== 书面练习 ==
请把“page-number”更名为“page-index”，并重写从含“Localize each UI”的那一行起、到含“table-row (139, 560, 1156, 1391)”的那一行为止（两行都算在内）的各行，其余内容一律不动。答案里不要放图片。

== 练习输入 ==
* * *

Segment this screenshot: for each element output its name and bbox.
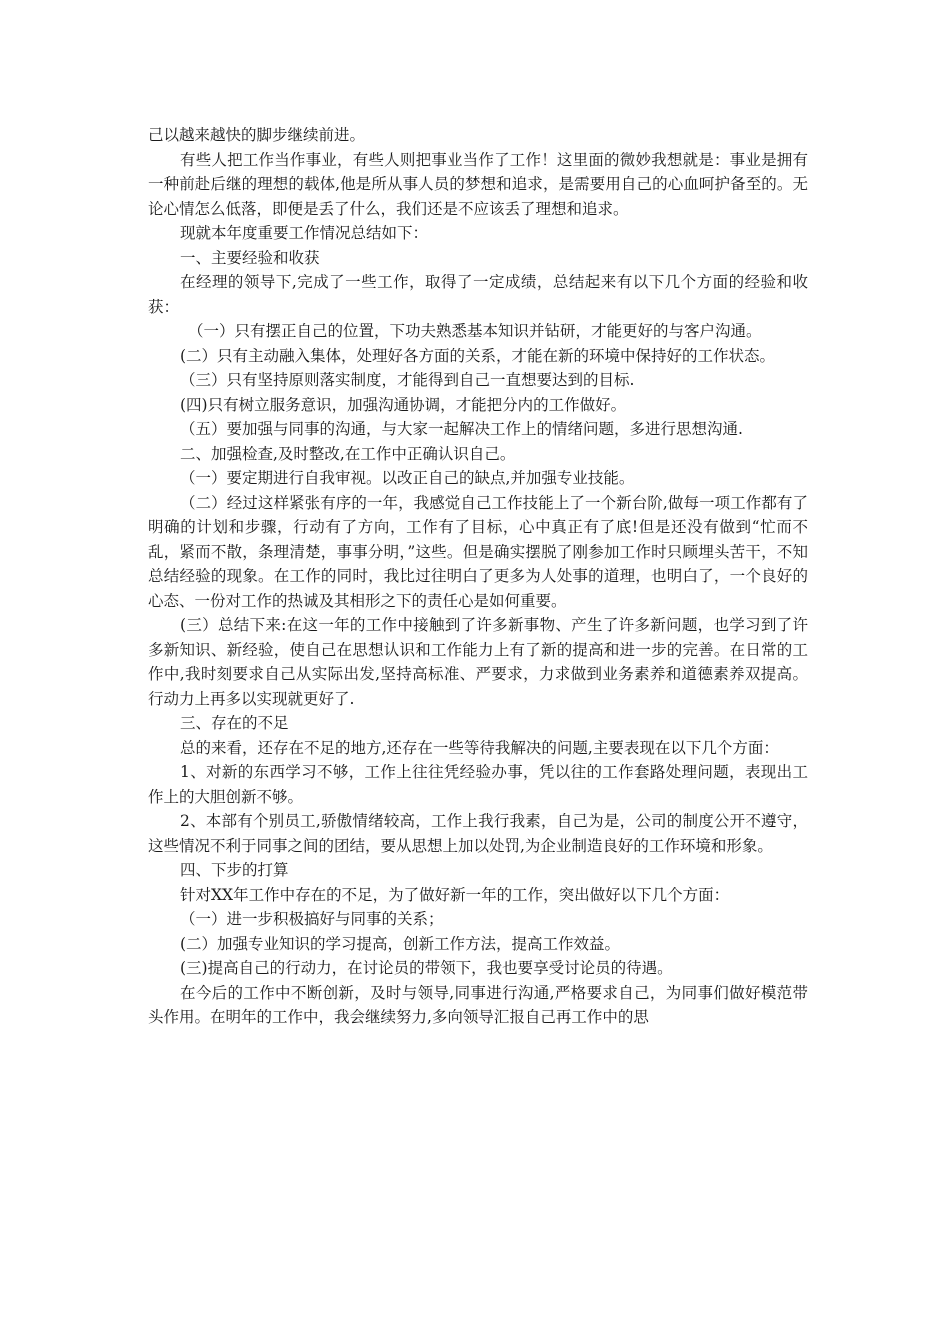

* * *

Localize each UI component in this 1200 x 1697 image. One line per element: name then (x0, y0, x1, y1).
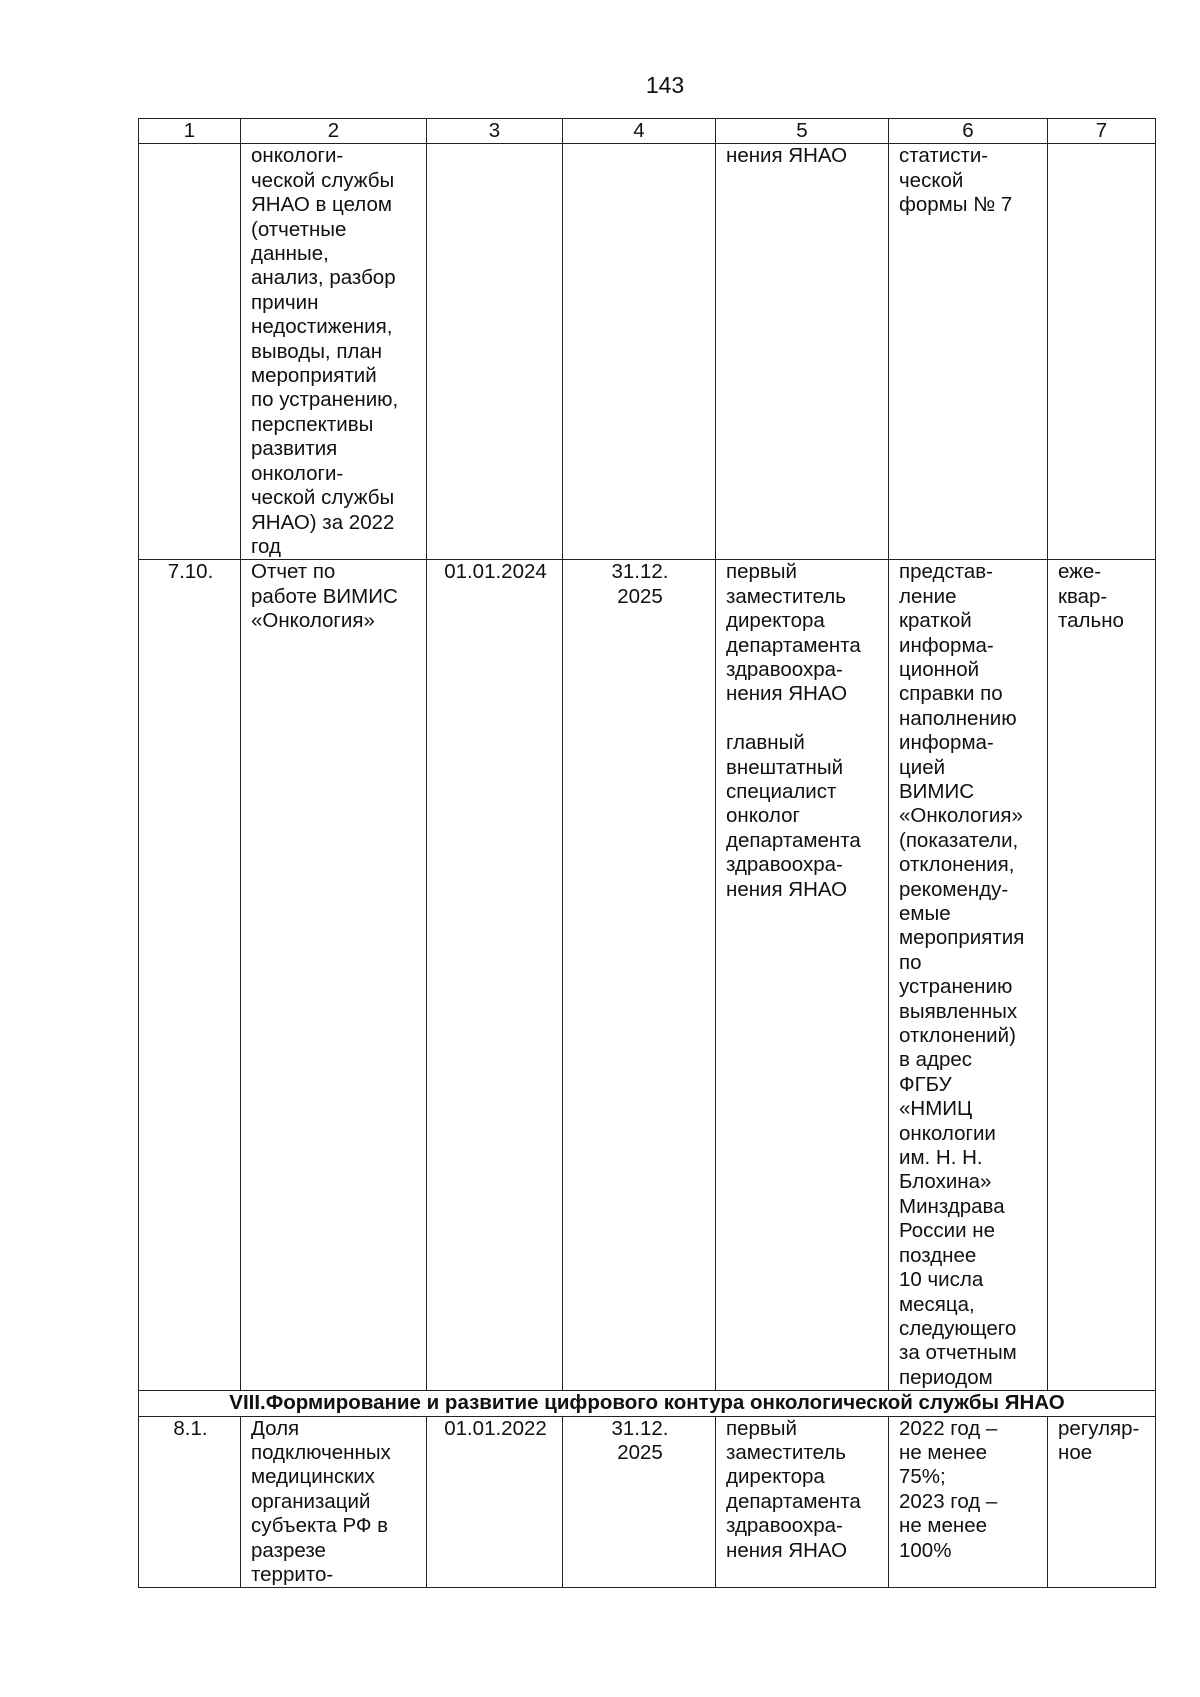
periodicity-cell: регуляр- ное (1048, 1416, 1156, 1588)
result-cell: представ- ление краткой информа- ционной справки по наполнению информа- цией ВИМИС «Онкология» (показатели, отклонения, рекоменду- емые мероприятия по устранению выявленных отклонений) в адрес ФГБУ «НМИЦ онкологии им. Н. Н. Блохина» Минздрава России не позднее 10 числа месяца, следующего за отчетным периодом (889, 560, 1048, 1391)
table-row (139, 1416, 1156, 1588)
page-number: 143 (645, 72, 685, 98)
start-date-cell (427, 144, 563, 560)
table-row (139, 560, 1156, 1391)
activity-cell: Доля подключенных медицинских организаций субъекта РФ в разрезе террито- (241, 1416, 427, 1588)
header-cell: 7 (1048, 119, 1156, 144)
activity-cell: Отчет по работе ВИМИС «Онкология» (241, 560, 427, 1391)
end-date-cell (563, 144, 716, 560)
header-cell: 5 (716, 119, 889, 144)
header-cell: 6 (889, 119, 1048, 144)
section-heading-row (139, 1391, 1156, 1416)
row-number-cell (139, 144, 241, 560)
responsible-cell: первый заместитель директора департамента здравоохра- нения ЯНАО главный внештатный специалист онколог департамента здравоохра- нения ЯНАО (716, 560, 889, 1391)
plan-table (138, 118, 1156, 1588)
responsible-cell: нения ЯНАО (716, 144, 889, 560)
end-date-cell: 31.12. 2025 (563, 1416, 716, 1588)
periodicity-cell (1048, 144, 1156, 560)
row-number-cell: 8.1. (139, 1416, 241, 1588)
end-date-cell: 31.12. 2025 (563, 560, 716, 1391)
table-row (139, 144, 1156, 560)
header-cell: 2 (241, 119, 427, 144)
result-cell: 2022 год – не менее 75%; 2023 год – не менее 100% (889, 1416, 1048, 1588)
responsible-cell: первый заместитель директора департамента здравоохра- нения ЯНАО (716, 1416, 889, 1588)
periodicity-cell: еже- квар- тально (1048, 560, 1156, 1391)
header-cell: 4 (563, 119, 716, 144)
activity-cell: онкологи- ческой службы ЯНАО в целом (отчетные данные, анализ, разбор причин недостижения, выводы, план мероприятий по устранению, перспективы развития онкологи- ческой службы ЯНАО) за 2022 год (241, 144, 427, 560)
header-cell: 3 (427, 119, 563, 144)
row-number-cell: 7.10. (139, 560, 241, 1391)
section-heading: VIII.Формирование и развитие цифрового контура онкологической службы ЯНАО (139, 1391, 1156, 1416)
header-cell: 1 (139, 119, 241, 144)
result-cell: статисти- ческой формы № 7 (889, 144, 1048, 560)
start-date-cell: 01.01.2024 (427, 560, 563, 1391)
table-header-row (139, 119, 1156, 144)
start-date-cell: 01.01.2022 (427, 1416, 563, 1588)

* * *

== 完整答案 ==
Localize each UI component in this 1200 x 1697 image. One line per element: name then (x0, y0, x1, y1).
periodicity-cell: регуляр- ное (1048, 1416, 1156, 1588)
result-cell: представ- ление краткой информа- ционной справки по наполнению информа- цией ВИМИС «Онкология» (показатели, отклонения, рекоменду- емые мероприятия по устранению выявленных отклонений) в адрес ФГБУ «НМИЦ онкологии им. Н. Н. Блохина» Минздрава России не позднее 10 числа месяца, следующего за отчетным периодом (889, 560, 1048, 1391)
table-row (139, 1416, 1156, 1588)
page-index: 143 (645, 72, 685, 98)
start-date-cell (427, 144, 563, 560)
table-row (139, 560, 1156, 1391)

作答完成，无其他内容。